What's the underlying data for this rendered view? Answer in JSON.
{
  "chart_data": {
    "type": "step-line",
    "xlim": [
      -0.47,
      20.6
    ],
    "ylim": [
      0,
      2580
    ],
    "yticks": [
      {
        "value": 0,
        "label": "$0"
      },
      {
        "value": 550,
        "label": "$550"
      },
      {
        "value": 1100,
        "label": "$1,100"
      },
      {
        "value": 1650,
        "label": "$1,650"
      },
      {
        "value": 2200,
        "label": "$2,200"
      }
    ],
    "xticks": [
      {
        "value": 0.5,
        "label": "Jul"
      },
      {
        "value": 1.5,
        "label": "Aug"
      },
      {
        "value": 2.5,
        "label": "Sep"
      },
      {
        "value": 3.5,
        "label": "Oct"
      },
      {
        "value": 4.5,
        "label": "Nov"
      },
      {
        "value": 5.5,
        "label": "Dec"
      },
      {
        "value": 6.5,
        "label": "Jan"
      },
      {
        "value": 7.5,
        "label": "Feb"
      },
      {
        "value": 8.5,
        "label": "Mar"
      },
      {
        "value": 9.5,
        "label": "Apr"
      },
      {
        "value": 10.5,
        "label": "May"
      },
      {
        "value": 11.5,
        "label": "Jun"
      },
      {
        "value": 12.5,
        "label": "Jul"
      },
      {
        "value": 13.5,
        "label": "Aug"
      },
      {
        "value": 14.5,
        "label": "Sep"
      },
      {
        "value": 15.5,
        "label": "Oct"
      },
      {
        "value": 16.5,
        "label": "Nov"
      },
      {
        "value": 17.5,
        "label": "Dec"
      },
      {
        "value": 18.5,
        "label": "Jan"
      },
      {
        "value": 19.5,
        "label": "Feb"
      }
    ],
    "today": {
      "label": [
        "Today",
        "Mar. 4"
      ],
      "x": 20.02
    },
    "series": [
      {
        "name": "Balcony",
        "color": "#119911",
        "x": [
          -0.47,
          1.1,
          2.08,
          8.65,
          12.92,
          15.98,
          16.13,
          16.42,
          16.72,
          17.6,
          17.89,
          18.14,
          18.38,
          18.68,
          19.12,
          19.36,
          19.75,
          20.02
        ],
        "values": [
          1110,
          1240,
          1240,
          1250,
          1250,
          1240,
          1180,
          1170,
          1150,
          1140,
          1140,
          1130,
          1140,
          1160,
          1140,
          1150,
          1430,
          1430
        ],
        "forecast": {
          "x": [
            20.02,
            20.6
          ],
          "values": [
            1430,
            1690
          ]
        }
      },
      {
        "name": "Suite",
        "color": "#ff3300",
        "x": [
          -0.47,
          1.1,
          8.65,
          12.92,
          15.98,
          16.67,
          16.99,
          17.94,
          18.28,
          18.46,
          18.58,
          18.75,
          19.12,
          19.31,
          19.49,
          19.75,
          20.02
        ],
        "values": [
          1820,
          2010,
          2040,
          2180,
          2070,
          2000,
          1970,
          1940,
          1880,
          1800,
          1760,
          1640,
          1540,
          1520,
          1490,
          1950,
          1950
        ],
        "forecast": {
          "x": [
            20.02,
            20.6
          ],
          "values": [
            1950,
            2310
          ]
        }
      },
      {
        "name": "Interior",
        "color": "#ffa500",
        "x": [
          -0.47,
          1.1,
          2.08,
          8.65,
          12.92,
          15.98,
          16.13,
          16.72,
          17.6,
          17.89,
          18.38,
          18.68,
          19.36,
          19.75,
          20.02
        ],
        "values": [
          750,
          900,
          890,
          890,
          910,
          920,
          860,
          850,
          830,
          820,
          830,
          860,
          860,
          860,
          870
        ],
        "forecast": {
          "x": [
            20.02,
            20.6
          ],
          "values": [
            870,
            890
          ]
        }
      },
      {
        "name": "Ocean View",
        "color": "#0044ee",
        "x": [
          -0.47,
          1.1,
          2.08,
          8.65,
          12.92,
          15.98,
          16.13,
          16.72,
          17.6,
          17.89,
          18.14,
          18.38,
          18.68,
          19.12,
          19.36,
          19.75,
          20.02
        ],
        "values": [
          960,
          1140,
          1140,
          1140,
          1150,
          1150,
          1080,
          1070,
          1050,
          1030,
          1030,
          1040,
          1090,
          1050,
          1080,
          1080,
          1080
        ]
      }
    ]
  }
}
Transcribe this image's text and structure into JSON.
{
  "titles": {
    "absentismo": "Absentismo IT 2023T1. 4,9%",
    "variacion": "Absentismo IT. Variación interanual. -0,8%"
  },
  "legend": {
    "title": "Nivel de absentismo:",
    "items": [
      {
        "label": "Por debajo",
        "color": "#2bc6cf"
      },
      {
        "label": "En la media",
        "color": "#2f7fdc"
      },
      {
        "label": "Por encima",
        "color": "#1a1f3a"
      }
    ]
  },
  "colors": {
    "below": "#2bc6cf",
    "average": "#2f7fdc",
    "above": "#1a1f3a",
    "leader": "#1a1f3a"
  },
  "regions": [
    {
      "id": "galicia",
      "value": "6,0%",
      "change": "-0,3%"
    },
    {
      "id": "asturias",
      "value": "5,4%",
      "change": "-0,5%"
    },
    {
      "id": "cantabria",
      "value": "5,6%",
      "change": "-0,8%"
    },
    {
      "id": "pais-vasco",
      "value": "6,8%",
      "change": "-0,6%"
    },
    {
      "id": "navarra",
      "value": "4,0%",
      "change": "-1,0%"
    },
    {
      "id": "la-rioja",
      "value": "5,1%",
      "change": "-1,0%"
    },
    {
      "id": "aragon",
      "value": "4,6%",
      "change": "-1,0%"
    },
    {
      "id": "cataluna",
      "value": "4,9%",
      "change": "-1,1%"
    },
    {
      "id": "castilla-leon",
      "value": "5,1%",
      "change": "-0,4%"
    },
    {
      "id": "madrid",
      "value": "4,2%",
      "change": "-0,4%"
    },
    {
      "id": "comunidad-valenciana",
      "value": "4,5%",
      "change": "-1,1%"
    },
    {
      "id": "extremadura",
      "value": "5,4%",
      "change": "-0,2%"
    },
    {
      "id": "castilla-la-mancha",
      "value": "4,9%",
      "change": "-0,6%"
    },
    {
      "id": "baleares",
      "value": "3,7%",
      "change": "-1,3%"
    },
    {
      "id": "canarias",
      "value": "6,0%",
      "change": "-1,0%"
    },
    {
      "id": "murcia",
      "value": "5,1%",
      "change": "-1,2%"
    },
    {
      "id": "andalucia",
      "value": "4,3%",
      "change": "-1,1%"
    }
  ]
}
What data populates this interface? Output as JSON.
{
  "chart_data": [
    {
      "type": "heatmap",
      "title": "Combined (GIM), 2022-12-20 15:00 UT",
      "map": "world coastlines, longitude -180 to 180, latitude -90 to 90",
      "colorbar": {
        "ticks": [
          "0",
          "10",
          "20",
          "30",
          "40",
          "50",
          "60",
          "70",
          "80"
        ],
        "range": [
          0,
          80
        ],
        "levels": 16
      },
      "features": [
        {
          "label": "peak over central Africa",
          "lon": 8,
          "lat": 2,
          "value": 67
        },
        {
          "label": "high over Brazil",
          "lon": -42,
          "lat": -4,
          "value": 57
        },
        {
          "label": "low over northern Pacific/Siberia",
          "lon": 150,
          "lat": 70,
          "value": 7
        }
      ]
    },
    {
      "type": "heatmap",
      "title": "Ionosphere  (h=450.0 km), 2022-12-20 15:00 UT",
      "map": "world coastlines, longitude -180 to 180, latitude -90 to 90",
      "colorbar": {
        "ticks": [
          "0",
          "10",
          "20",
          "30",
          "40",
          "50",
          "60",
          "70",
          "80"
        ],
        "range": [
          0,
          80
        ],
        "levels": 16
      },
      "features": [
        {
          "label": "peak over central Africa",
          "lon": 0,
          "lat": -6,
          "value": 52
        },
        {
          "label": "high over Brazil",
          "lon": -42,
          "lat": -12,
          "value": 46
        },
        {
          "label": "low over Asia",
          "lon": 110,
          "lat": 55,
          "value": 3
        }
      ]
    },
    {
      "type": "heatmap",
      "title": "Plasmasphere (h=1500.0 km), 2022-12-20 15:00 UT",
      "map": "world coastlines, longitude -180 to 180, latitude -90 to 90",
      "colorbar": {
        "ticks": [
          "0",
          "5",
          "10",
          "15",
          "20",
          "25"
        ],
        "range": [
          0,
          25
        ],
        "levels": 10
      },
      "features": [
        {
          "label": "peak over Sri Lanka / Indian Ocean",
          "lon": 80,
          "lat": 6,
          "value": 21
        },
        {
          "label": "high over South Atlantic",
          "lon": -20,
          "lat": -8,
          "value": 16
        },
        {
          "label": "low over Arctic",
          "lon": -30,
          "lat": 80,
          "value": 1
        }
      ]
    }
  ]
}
____________
To be done:
Look through the lines above and collect those with the word "over".

Response to this task:
          "label": "peak over central Africa",
          "label": "high over Brazil",
          "label": "low over northern Pacific/Siberia",
          "label": "peak over central Africa",
          "label": "high over Brazil",
          "label": "low over Asia",
          "label": "peak over Sri Lanka / Indian Ocean",
          "label": "high over South Atlantic",
          "label": "low over Arctic",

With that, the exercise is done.